[Required work] Transcribe each entry in full, and leave the images out.

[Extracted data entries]

::::::::

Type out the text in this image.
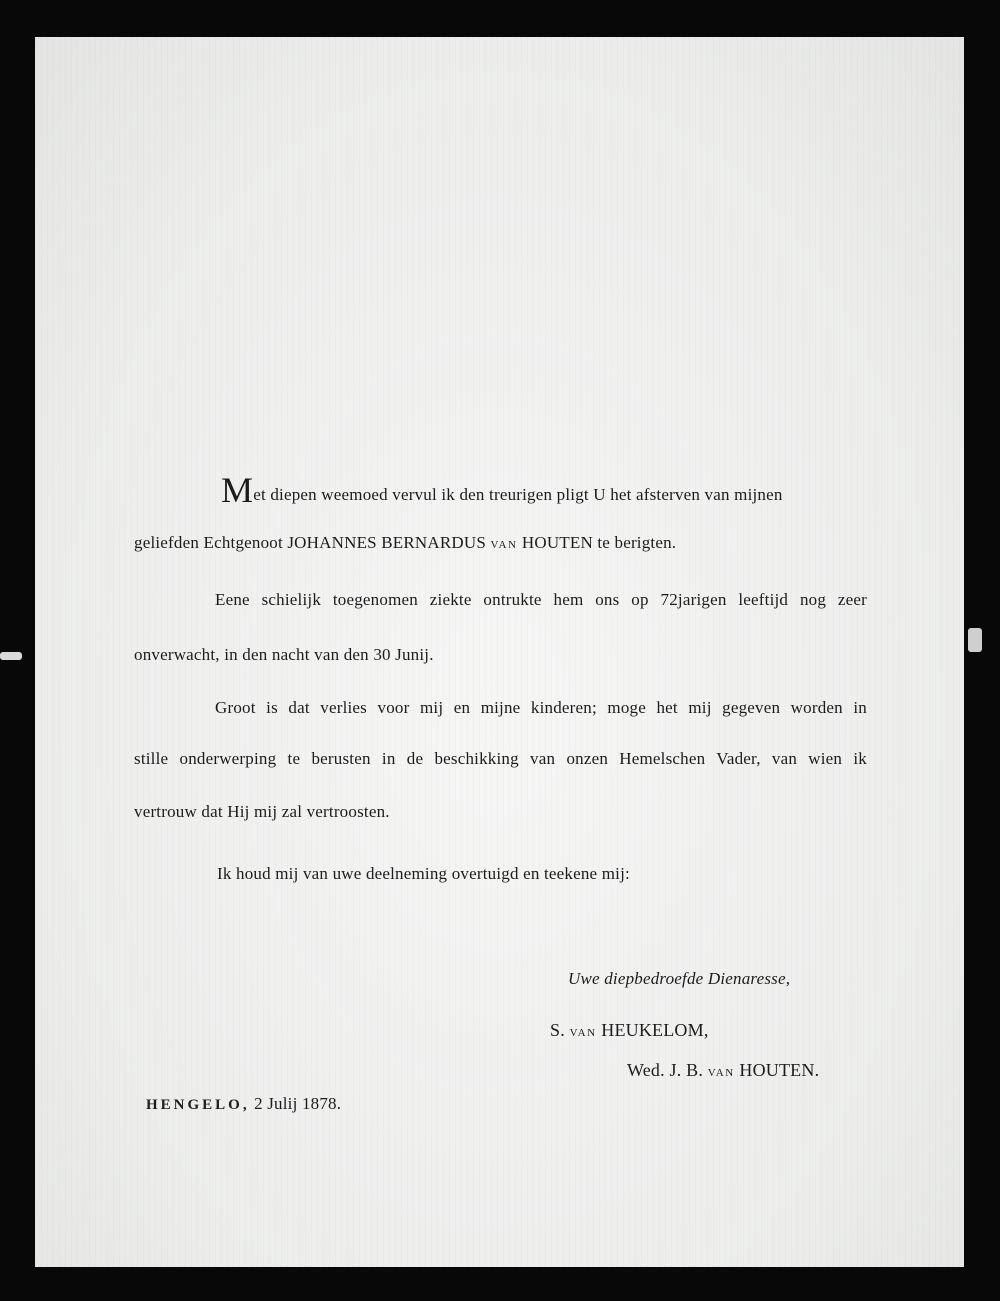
Met diepen weemoed vervul ik den treurigen pligt U het afsterven van mijnen
geliefden Echtgenoot JOHANNES BERNARDUS VAN HOUTEN te berigten.
Eene schielijk toegenomen ziekte ontrukte hem ons op 72jarigen leeftijd nog zeer
onverwacht, in den nacht van den 30 Junij.
Groot is dat verlies voor mij en mijne kinderen; moge het mij gegeven worden in
stille onderwerping te berusten in de beschikking van onzen Hemelschen Vader, van wien ik
vertrouw dat Hij mij zal vertroosten.
Ik houd mij van uwe deelneming overtuigd en teekene mij:
Uwe diepbedroefde Dienaresse,
S. VAN HEUKELOM,
Wed. J. B. VAN HOUTEN.
HENGELO, 2 Julij 1878.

::::::::

[Result for this task]
Type out the text in this image.
Met diepen weemoed vervul ik den treurigen pligt U het afsterven van mijnen
geliefden Echtgenoot JOHANNES BERNARDUS VAN HOUTEN te berigten.
Eene schielijk toegenomen ziekte ontrukte hem ons op 72jarigen leeftijd nog zeer
onverwacht, in den nacht van den 30 Junij.
Groot is dat verlies voor mij en mijne kinderen; moge het mij gegeven worden in
stille onderwerping te berusten in de beschikking van onzen Hemelschen Vader, van wien ik
vertrouw dat Hij mij zal vertroosten.
Ik houd mij van uwe deelneming overtuigd en teekene mij:
Uwe diepbedroefde Dienaresse,
S. VAN HEUKELOM,
Wed. J. B. VAN HOUTEN.
HENGELO, 2 Julij 1878.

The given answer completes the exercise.